■ The exercise: Copy each line containing the word "connus" from the records that follow, please.

■ Dataset content:
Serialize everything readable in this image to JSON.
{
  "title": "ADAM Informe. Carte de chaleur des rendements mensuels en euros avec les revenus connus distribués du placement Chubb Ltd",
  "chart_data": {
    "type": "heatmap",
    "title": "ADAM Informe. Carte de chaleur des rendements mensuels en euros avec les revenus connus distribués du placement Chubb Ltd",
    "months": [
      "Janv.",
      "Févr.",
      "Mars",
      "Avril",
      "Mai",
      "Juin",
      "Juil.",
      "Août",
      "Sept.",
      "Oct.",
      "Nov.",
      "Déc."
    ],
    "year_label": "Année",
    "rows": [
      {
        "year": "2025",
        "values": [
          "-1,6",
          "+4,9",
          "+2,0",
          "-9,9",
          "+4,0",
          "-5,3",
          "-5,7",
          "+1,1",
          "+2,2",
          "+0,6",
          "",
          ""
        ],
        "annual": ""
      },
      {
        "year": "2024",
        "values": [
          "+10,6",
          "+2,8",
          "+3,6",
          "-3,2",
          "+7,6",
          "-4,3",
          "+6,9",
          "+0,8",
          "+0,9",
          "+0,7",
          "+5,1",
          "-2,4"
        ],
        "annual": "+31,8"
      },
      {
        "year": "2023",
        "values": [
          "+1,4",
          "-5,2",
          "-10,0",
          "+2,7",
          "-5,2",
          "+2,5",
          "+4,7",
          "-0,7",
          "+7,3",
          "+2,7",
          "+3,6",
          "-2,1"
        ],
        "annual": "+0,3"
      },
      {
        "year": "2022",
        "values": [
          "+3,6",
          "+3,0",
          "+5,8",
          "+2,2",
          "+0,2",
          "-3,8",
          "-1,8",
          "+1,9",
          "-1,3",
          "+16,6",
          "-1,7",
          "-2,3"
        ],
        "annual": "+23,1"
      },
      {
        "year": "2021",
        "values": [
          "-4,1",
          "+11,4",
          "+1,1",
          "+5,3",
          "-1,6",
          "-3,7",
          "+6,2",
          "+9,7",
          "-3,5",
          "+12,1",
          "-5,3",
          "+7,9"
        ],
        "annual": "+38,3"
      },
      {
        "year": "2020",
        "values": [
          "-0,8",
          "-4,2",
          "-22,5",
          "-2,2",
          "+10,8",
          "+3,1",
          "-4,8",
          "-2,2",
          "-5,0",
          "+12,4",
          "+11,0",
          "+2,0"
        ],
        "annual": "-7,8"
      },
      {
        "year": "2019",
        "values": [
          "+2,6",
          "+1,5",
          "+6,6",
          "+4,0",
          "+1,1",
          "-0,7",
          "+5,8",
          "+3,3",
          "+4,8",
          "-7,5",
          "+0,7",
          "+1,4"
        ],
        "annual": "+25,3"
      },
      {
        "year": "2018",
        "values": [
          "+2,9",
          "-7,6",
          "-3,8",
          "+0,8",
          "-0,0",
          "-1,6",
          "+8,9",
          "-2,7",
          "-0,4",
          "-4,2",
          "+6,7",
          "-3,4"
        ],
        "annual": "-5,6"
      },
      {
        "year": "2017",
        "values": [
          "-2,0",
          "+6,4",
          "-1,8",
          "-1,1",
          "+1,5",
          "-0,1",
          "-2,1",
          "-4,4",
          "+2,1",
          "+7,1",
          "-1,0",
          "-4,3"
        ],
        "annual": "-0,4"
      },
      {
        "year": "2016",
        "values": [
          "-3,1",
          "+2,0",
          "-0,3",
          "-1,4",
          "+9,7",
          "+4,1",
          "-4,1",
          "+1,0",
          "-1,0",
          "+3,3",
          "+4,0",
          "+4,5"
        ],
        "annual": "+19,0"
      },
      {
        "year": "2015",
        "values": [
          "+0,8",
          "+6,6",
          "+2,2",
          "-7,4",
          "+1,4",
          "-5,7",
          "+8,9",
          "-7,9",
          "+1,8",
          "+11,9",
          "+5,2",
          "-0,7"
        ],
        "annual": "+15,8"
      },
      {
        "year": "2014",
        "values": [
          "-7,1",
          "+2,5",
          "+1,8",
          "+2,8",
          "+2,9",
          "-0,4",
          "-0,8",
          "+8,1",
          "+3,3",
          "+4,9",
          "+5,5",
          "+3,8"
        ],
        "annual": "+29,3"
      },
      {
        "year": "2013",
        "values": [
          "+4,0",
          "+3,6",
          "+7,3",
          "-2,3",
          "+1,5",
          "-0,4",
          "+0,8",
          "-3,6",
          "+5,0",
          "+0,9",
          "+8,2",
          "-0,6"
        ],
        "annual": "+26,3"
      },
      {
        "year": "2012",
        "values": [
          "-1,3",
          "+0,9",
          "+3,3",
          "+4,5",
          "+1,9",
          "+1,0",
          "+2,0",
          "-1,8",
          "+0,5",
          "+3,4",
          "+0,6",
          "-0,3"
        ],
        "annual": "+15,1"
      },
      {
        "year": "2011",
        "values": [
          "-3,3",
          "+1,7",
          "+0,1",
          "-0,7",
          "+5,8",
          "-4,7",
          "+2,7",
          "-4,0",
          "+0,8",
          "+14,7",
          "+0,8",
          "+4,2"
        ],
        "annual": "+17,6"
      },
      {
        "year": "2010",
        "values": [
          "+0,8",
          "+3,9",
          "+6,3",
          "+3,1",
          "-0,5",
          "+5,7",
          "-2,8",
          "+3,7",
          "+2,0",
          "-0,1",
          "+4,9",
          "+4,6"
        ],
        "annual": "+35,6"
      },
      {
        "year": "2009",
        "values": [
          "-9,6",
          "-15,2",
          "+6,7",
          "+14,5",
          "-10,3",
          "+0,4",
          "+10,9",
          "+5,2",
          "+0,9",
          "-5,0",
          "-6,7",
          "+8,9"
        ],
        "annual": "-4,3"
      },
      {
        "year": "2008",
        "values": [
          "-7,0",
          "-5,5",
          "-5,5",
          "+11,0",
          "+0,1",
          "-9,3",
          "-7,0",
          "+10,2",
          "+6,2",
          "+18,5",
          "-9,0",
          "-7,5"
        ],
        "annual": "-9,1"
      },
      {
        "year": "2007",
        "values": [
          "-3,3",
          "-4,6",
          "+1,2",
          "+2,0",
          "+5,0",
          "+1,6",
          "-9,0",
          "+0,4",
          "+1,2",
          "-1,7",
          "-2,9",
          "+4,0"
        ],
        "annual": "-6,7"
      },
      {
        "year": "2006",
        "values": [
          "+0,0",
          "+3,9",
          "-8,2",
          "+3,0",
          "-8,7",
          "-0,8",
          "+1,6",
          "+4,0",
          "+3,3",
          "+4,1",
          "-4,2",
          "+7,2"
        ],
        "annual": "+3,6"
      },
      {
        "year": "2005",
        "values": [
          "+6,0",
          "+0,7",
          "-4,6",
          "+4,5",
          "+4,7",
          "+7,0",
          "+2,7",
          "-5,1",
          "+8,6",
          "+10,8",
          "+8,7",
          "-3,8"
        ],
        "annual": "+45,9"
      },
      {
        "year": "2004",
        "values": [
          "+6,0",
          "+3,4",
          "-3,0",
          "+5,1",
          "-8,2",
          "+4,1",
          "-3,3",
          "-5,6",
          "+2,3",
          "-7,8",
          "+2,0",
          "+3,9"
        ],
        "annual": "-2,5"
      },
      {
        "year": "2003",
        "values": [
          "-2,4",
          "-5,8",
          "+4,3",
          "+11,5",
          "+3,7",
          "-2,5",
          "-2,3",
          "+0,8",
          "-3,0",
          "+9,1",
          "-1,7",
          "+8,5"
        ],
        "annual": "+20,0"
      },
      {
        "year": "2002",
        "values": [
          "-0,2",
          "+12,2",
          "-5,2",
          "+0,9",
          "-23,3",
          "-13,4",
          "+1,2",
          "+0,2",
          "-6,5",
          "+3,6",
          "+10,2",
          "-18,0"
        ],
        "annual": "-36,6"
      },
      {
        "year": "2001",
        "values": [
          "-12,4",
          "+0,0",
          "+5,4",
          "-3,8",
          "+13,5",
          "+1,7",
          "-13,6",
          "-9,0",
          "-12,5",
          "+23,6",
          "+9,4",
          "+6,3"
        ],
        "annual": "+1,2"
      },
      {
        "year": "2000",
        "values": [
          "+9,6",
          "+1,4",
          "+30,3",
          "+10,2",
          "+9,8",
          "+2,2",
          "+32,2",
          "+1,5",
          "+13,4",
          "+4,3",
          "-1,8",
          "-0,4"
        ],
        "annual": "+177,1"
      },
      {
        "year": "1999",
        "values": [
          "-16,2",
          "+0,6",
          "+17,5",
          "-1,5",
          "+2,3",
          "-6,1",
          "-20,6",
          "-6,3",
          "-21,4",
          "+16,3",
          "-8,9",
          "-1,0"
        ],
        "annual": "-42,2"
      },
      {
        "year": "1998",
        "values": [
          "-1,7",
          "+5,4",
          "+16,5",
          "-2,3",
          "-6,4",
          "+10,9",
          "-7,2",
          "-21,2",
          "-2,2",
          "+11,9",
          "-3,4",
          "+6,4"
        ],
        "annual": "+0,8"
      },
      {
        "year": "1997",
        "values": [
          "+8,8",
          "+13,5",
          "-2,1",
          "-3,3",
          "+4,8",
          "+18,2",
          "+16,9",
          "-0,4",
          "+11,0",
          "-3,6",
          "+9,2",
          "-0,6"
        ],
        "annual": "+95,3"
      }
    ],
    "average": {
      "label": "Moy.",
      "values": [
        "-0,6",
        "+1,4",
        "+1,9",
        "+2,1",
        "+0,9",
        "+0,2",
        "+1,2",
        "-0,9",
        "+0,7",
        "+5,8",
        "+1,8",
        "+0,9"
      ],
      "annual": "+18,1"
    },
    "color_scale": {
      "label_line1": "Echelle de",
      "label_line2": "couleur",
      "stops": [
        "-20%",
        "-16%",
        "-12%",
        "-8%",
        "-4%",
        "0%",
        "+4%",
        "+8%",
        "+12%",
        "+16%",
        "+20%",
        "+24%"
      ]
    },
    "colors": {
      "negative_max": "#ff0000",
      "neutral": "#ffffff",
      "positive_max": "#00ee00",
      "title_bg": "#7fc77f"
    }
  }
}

■ Answer below:
  "title": "ADAM Informe. Carte de chaleur des rendements mensuels en euros avec les revenus connus distribués du placement Chubb Ltd",
    "title": "ADAM Informe. Carte de chaleur des rendements mensuels en euros avec les revenus connus distribués du placement Chubb Ltd",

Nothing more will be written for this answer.